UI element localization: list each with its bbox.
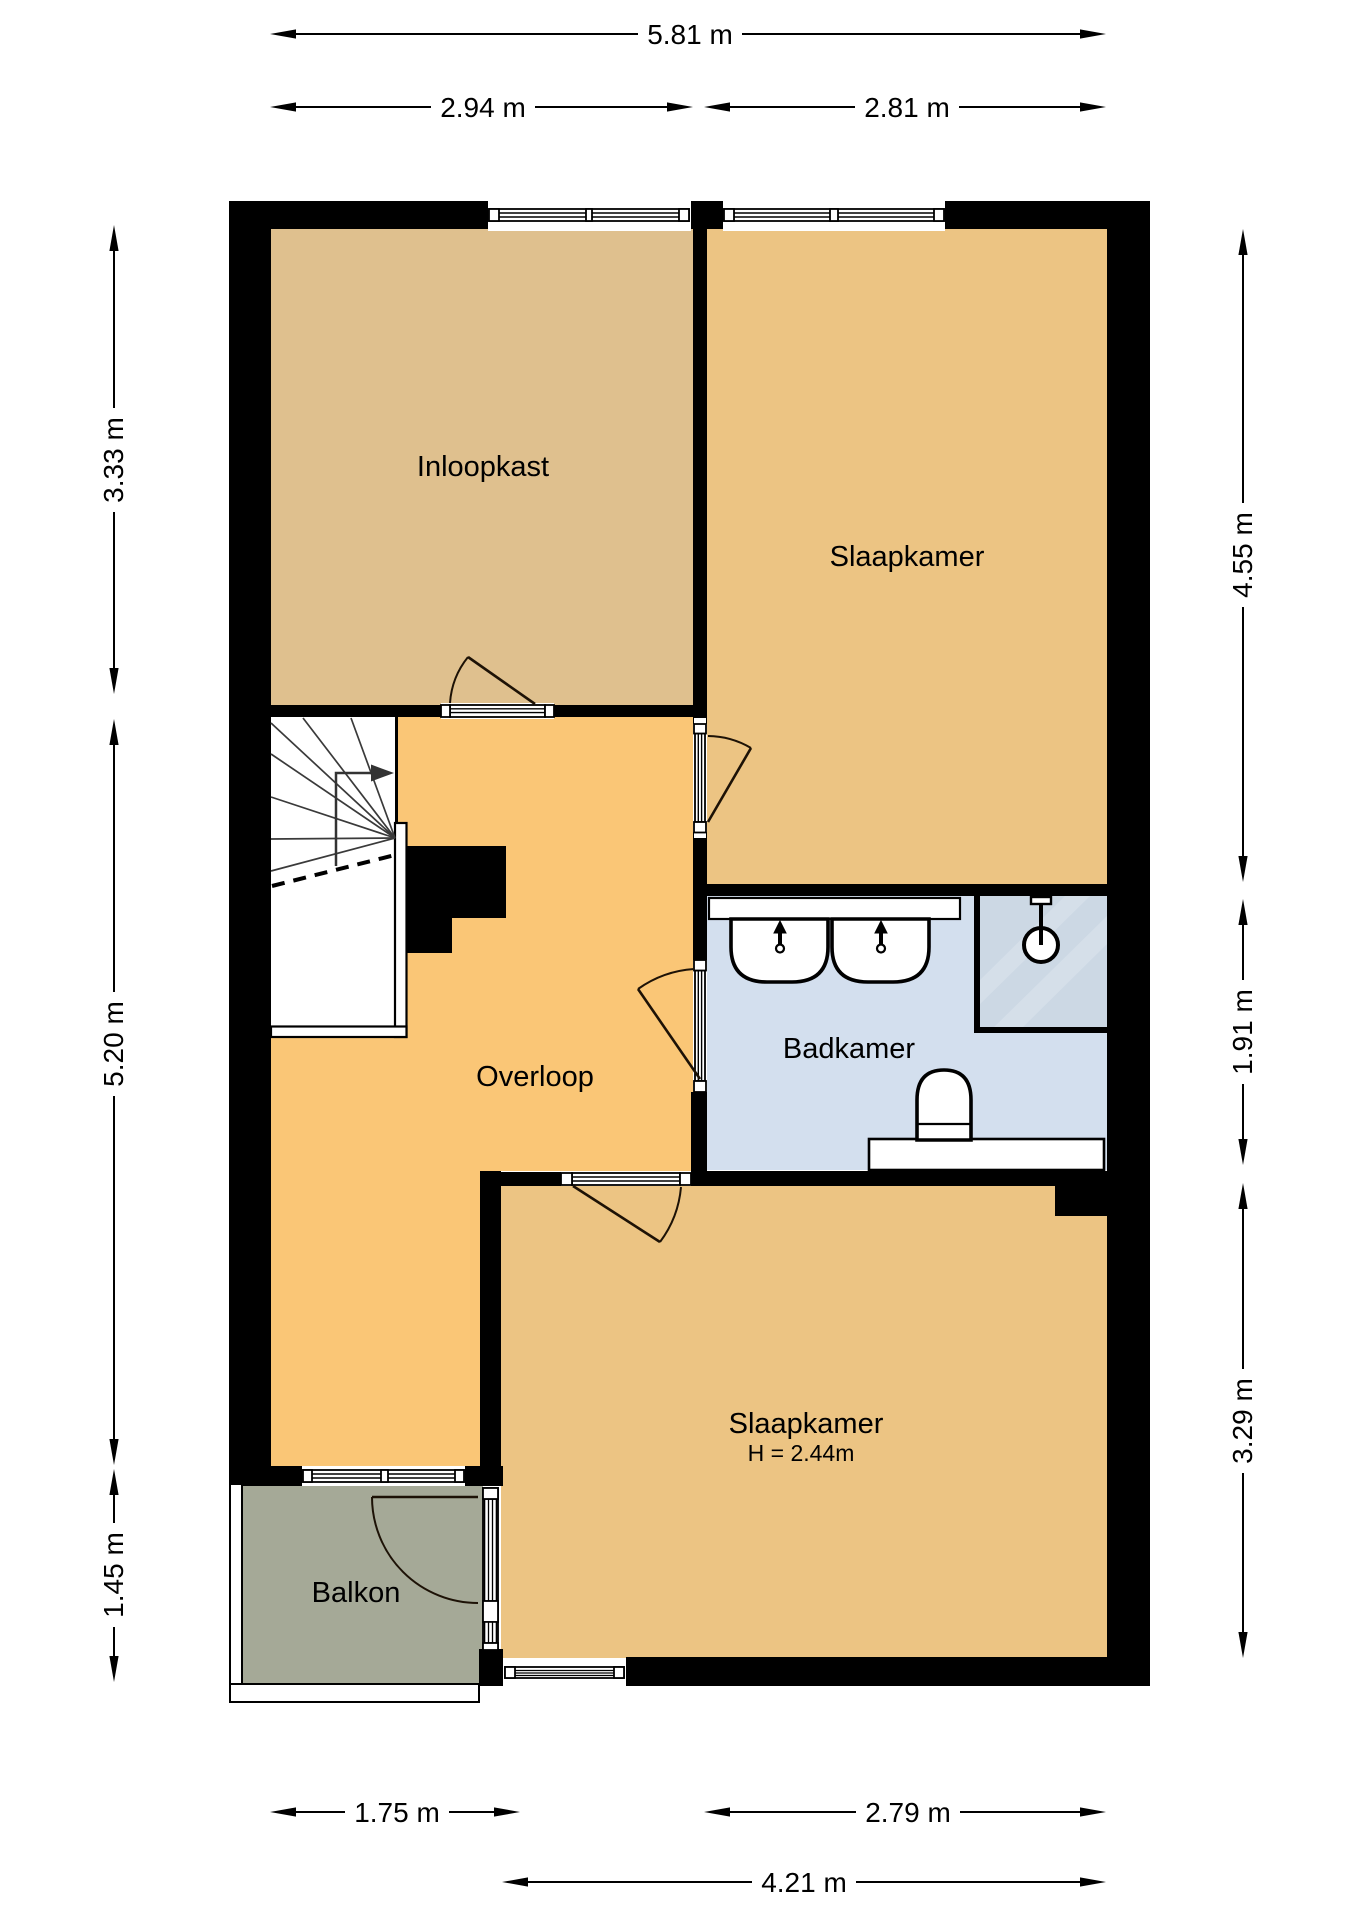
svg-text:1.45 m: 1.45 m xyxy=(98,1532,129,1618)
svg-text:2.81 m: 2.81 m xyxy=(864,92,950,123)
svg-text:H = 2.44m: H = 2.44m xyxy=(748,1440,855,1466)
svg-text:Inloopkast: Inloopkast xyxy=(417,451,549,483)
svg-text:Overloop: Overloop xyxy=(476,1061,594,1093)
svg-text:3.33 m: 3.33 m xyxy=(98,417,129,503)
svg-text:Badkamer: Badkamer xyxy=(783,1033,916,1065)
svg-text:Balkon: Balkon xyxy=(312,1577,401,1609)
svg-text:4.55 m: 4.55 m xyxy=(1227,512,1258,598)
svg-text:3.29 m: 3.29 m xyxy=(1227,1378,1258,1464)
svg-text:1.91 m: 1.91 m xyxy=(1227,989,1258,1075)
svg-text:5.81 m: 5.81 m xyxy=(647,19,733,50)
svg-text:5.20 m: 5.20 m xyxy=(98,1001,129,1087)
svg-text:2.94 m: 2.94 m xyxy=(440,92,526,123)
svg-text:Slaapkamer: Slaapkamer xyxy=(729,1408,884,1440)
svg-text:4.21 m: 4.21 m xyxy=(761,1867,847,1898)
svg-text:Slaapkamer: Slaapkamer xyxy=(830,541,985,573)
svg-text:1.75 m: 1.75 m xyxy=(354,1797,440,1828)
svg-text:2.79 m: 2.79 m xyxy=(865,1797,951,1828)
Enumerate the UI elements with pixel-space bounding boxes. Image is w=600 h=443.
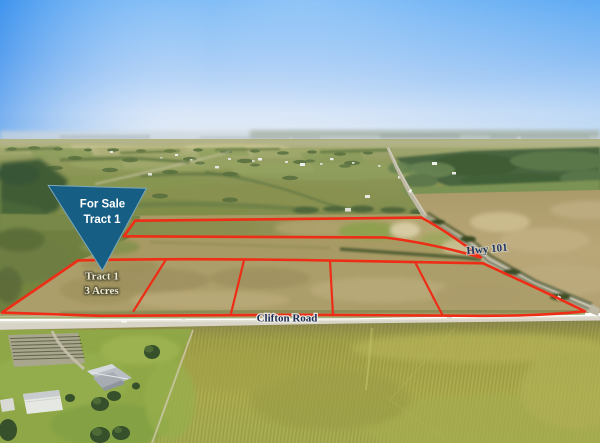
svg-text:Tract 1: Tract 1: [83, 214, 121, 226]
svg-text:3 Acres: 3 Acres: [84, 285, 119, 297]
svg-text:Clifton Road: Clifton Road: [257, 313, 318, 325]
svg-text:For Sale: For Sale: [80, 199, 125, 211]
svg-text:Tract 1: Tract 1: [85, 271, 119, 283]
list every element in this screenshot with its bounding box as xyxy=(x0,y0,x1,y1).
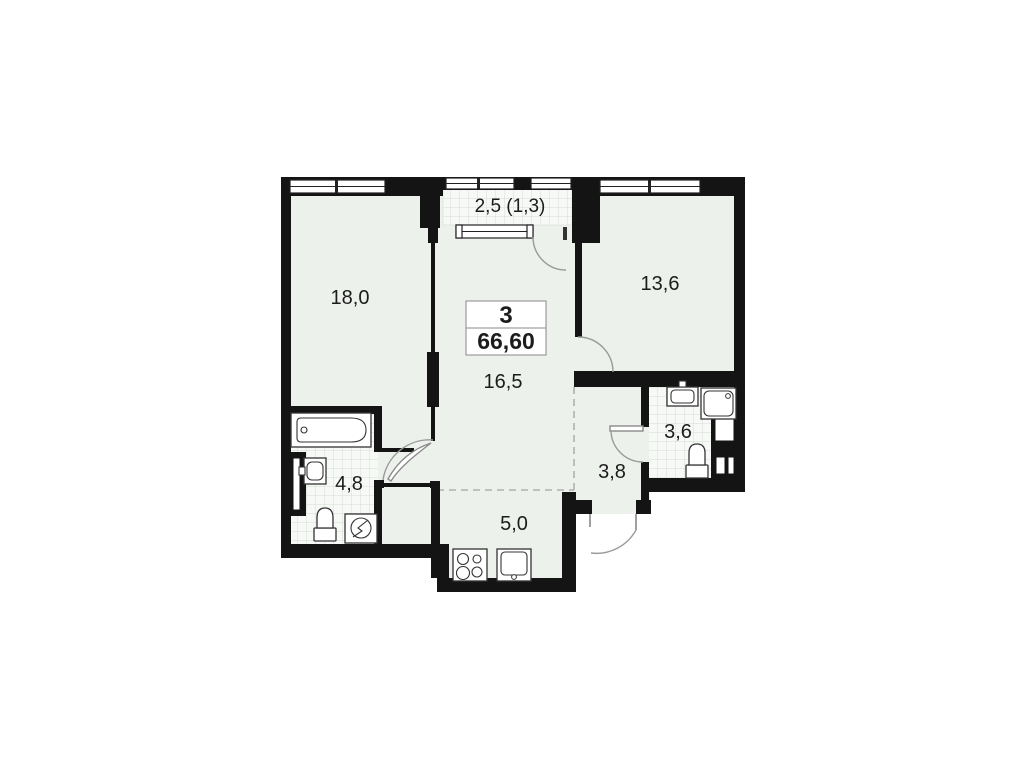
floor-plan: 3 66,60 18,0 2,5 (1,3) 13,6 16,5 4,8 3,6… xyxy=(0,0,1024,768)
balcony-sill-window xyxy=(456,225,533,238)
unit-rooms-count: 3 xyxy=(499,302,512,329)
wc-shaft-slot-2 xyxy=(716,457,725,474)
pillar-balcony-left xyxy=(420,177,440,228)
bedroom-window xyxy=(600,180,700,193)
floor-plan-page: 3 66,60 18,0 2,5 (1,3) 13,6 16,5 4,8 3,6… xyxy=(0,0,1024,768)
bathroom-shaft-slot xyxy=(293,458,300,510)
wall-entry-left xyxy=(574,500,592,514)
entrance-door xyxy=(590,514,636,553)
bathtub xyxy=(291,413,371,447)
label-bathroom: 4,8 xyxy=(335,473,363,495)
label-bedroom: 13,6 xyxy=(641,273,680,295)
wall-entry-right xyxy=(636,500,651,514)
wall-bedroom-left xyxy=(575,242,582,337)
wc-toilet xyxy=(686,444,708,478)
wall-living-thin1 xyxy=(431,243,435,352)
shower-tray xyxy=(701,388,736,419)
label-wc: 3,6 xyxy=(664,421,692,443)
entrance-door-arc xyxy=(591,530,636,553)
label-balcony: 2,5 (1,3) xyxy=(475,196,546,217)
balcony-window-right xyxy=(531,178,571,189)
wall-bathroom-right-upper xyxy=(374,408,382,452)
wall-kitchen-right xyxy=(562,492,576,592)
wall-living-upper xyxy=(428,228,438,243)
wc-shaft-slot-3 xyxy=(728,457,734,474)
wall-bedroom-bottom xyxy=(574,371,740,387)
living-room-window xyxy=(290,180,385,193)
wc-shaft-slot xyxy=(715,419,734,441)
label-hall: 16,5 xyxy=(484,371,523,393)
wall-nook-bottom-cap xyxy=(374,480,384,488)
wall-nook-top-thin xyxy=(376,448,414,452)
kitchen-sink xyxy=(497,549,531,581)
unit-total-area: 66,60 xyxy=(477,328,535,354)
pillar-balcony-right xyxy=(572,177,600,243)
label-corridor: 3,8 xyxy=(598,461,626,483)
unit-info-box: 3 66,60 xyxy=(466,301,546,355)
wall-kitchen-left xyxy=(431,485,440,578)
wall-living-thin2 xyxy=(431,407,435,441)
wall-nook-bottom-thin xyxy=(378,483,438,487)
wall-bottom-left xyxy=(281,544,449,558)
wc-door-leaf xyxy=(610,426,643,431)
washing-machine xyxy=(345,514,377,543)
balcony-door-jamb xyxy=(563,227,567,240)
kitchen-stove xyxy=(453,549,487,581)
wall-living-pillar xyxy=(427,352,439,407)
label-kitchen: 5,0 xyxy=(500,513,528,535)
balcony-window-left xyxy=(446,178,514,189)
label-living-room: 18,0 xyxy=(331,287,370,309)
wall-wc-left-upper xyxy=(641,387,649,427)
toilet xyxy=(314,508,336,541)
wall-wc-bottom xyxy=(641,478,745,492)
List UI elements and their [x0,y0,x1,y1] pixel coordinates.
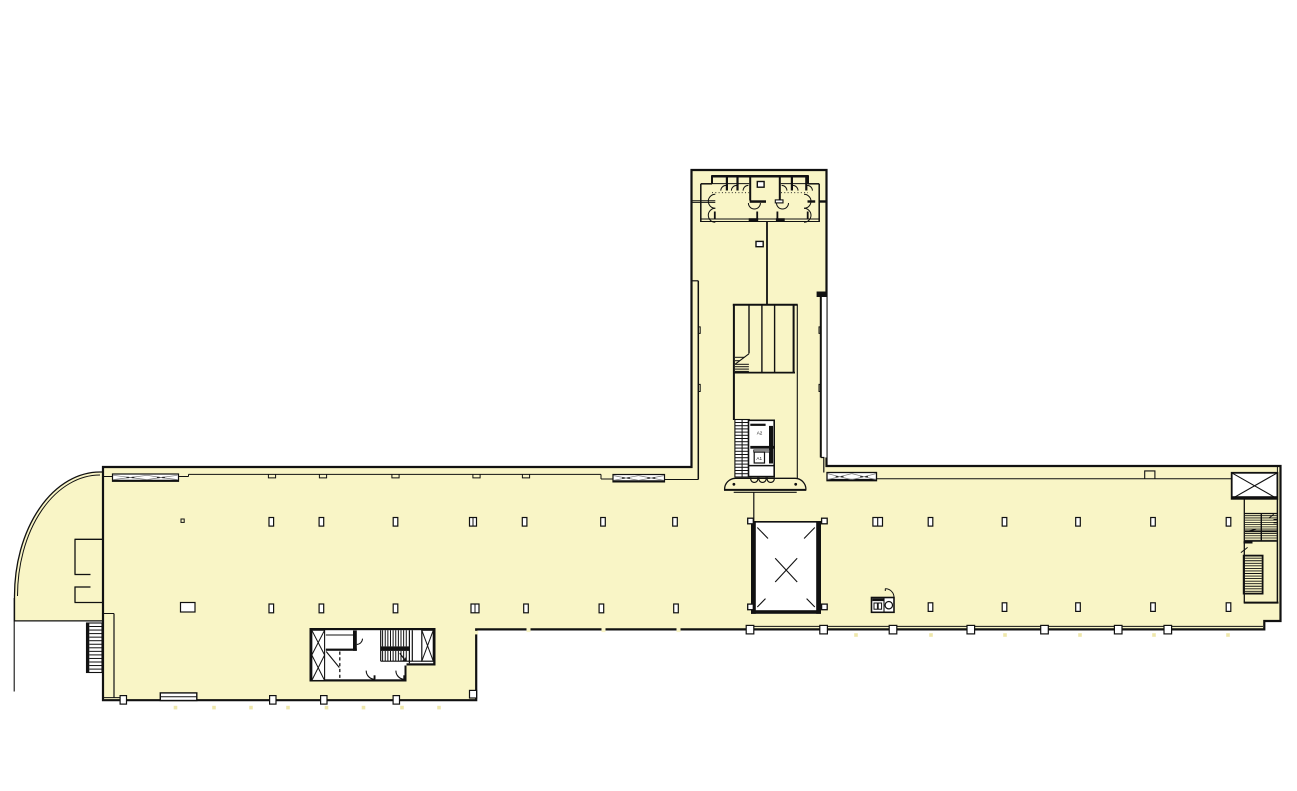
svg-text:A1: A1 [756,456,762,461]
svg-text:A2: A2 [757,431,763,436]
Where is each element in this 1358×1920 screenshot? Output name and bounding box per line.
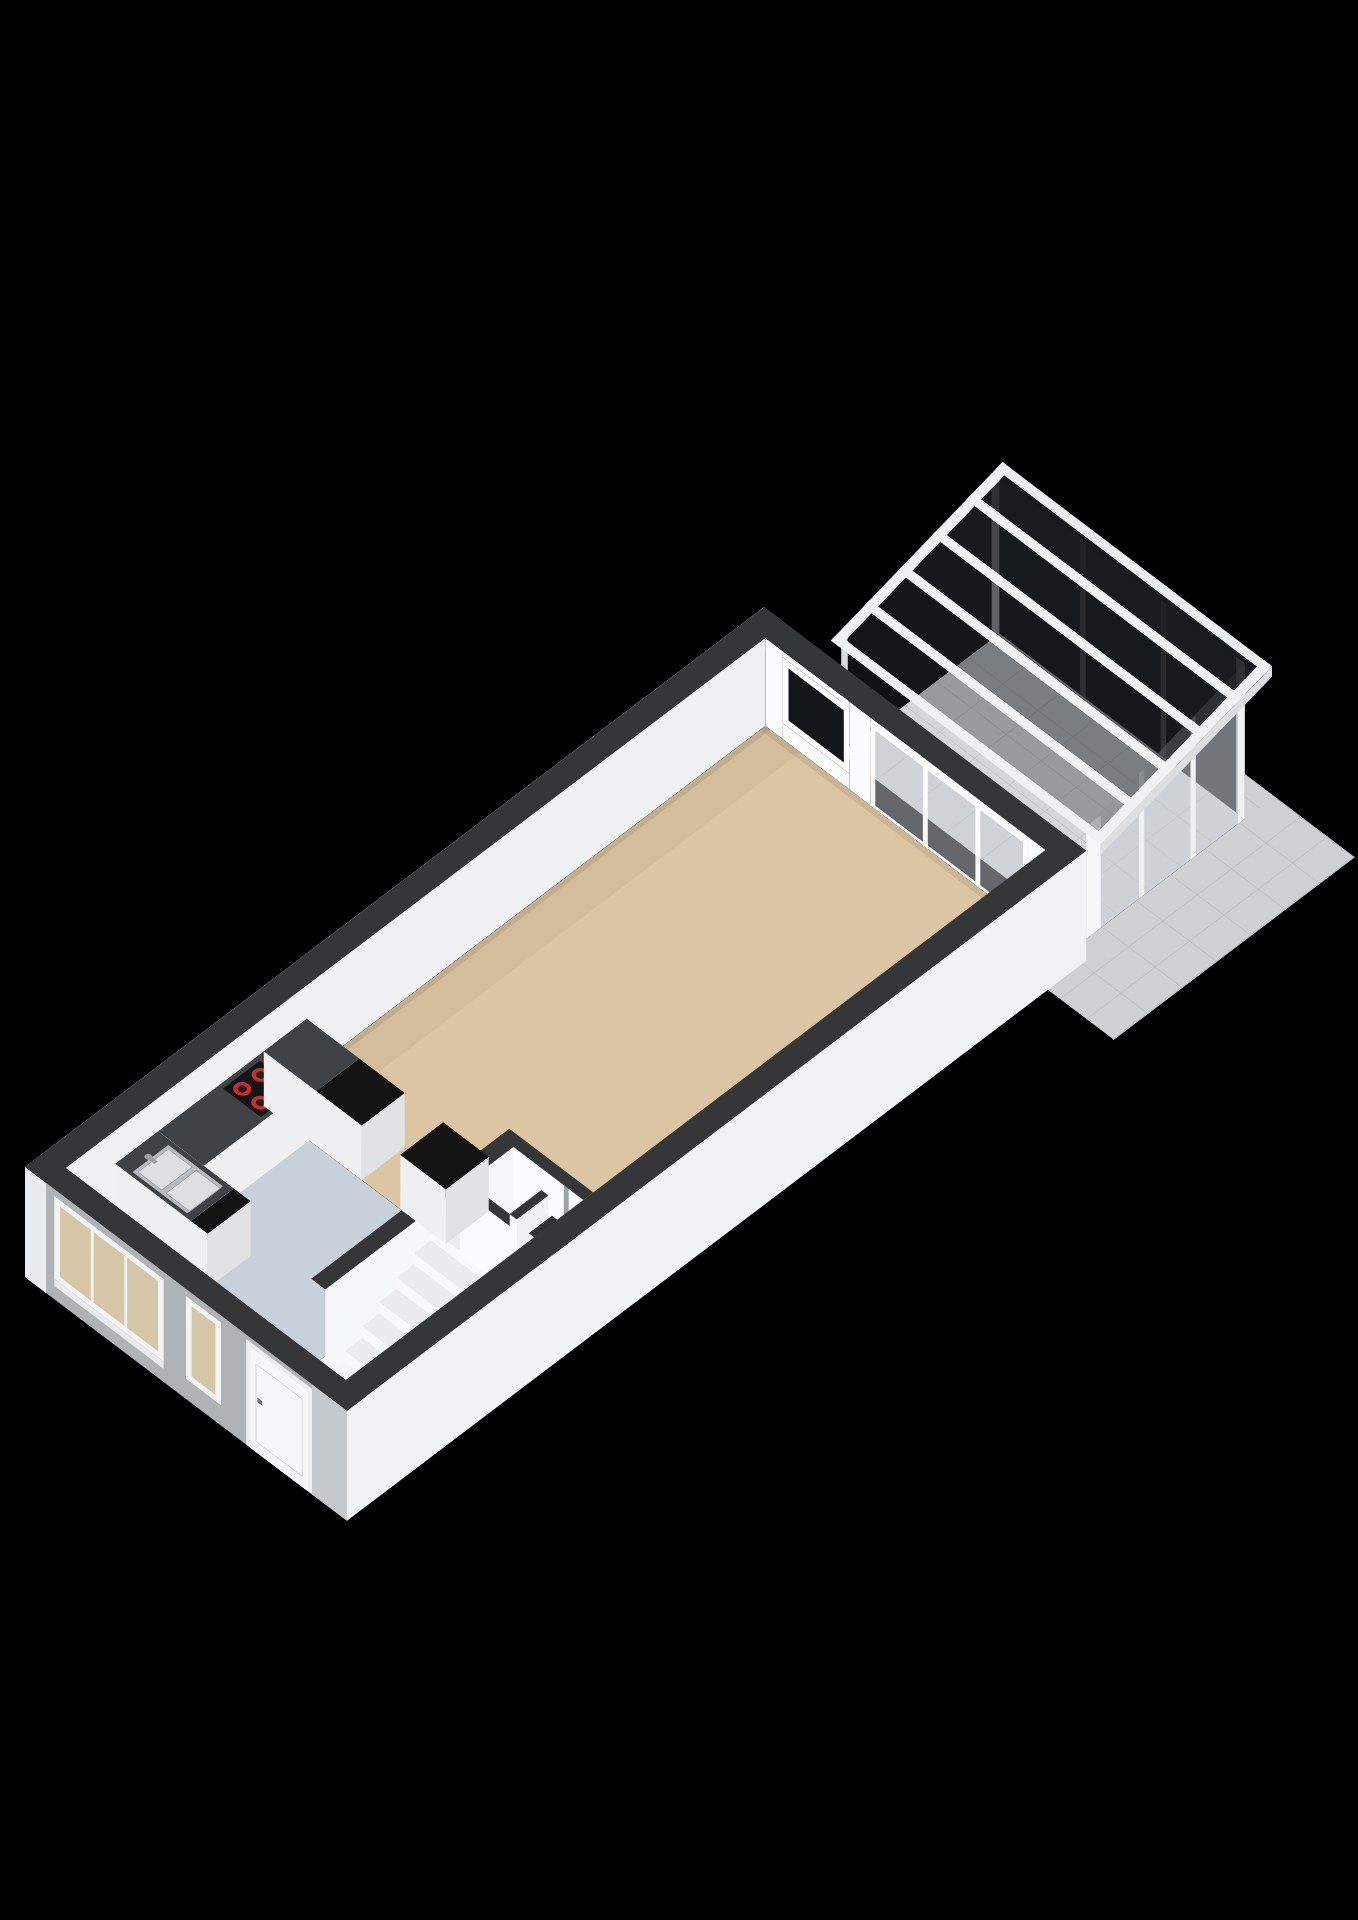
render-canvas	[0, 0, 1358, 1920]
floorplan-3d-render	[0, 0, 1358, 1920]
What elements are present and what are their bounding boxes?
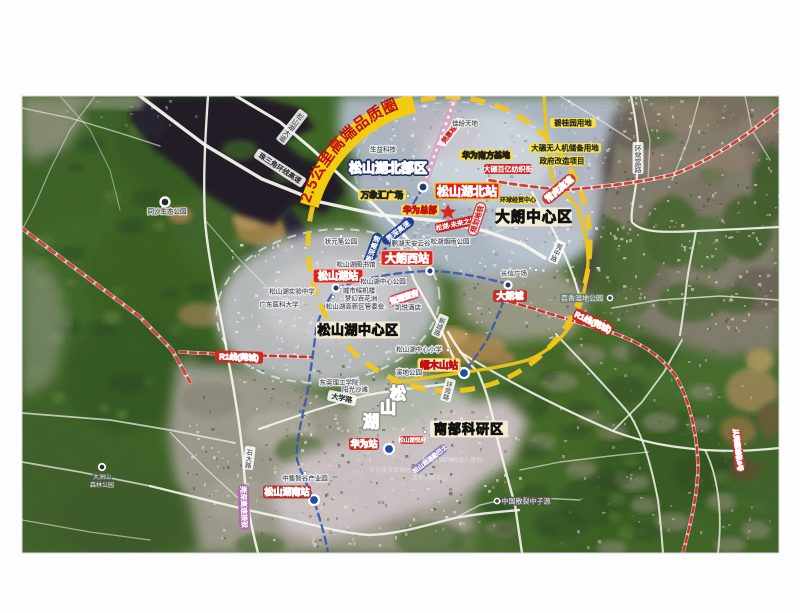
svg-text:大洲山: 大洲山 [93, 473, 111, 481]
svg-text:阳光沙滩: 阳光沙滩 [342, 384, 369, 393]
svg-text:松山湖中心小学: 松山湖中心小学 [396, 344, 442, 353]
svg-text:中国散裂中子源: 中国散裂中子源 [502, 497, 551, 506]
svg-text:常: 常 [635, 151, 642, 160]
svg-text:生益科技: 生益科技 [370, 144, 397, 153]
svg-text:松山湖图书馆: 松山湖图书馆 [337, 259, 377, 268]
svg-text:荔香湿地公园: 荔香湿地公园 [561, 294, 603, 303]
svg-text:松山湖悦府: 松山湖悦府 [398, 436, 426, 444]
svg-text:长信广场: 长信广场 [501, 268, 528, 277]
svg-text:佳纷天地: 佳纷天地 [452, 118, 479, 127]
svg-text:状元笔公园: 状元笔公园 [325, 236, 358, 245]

----------

## PROBLEM DESCRIPTION:
Update the material from the line that has "svg-text:A1: A1 [756,456,762,461]" through the line that has "What elements are", replacing "render-canvas" with "background-canvas" and keeping everything else the same. Return only those lines, and leave out the pictures.

## CORRECT ANSWER:
svg-text:A1: A1 [756,456,762,461]
svg-text:A2: A2 [757,431,763,436]
Where is each element in this 1358×1920 screenshot? Output name and bounding box per line.
background-canvas	[0, 0, 1358, 1920]
floorplan-3d-render	[0, 0, 1358, 1920]
What elements are present and what are their bounding boxes?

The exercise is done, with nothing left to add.